### The task
Print all of the data exactly.

### Records for processing
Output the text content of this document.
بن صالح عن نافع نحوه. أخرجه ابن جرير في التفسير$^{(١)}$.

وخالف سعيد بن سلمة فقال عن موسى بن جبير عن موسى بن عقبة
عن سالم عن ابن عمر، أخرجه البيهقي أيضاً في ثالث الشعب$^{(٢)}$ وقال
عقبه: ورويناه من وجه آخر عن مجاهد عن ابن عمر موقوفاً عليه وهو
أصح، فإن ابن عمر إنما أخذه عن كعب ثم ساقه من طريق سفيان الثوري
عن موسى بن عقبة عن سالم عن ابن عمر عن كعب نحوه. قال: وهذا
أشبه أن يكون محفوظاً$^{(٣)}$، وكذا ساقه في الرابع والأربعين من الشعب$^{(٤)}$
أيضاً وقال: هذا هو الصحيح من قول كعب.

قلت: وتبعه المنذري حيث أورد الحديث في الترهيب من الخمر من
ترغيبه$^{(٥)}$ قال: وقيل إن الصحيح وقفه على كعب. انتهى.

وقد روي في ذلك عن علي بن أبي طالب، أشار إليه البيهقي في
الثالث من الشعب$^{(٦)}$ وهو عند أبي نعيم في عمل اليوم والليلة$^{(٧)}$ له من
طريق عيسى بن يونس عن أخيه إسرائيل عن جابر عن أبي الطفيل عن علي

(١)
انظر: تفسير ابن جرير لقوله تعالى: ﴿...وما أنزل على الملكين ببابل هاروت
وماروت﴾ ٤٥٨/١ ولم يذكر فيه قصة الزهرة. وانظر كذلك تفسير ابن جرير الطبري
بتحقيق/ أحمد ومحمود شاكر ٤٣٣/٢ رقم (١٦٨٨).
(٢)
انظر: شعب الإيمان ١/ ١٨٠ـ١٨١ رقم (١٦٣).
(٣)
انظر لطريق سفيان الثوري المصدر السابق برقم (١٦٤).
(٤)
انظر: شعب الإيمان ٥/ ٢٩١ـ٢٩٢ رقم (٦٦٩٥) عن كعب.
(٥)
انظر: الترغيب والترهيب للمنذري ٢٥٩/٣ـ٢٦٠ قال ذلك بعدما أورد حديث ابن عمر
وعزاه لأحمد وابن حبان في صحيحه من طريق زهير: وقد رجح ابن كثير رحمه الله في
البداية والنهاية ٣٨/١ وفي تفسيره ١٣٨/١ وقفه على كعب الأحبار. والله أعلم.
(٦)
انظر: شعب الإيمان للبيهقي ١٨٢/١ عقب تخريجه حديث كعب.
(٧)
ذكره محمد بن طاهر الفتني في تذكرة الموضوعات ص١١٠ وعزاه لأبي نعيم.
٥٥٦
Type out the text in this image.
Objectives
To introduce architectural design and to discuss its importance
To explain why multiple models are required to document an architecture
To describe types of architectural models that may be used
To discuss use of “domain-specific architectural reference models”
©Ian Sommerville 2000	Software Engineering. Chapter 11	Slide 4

### Final result
Output the text content of this document.
بن صالح عن نافع نحوه. أخرجه ابن جرير في التفسير$^{(١)}$.

وخالف سعيد بن سلمة فقال عن موسى بن جبير عن موسى بن عقبة
عن سالم عن ابن عمر، أخرجه البيهقي أيضاً في ثالث الشعب$^{(٢)}$ وقال
عقبه: ورويناه من وجه آخر عن مجاهد عن ابن عمر موقوفاً عليه وهو
أصح، فإن ابن عمر إنما أخذه عن كعب ثم ساقه من طريق سفيان الثوري
عن موسى بن عقبة عن سالم عن ابن عمر عن كعب نحوه. قال: وهذا
أشبه أن يكون محفوظاً$^{(٣)}$، وكذا ساقه في الرابع والأربعين من الشعب$^{(٤)}$
أيضاً وقال: هذا هو الصحيح من قول كعب.

قلت: وتبعه المنذري حيث أورد الحديث في الترهيب من الخمر من
ترغيبه$^{(٥)}$ قال: وقيل إن الصحيح وقفه على كعب. انتهى.

وقد روي في ذلك عن علي بن أبي طالب، أشار إليه البيهقي في
الثالث من الشعب$^{(٦)}$ وهو عند أبي نعيم في عمل اليوم والليلة$^{(٧)}$ له من
طريق عيسى بن يونس عن أخيه إسرائيل عن جابر عن أبي الطفيل عن علي

(١)
انظر: تفسير ابن جرير لقوله تعالى: ﴿...وما أنزل على الملكين ببابل هاروت
وماروت﴾ ٤٥٨/١ ولم يذكر فيه قصة الزهرة. وانظر كذلك تفسير ابن جرير الطبري
بتحقيق/ أحمد ومحمود شاكر ٤٣٣/٢ رقم (١٦٨٨).
(٢)
انظر: شعب الإيمان ١/ ١٨٠ـ١٨١ رقم (١٦٣).
(٣)
انظر لطريق سفيان الثوري المصدر السابق برقم (١٦٤).
(٤)
انظر: شعب الإيمان ٥/ ٢٩١ـ٢٩٢ رقم (٦٦٩٥) عن كعب.
(٥)
انظر: الترغيب والترهيب للمنذري ٢٥٩/٣ـ٢٦٠ قال ذلك بعدما أورد حديث ابن عمر
وعزاه لأحمد وابن حبان في صحيحه من طريق زهير: وقد رجح ابن كثير رحمه الله في
البداية والنهاية ٣٨/١ وفي تفسيره ١٣٨/١ وقفه على كعب الأحبار. والله أعلم.
(٦)
انظر: شعب الإيمان للبيهقي ١٨٢/١ عقب تخريجه حديث كعب.
(٧)
ذكره محمد بن طاهر الفتني في تذكرة الموضوعات ص١١٠ وعزاه لأبي نعيم.
٥٥٦
Type out the text in this image.
Objectives
To introduce architectural design and to discuss its importance
To explain why multiple models are required to document an architecture
To describe types of architectural models that may be used
To discuss use of “domain-specific architectural reference models”
©Ian Sommerville 2000	Software Engineering. Chapter 11	Slide 4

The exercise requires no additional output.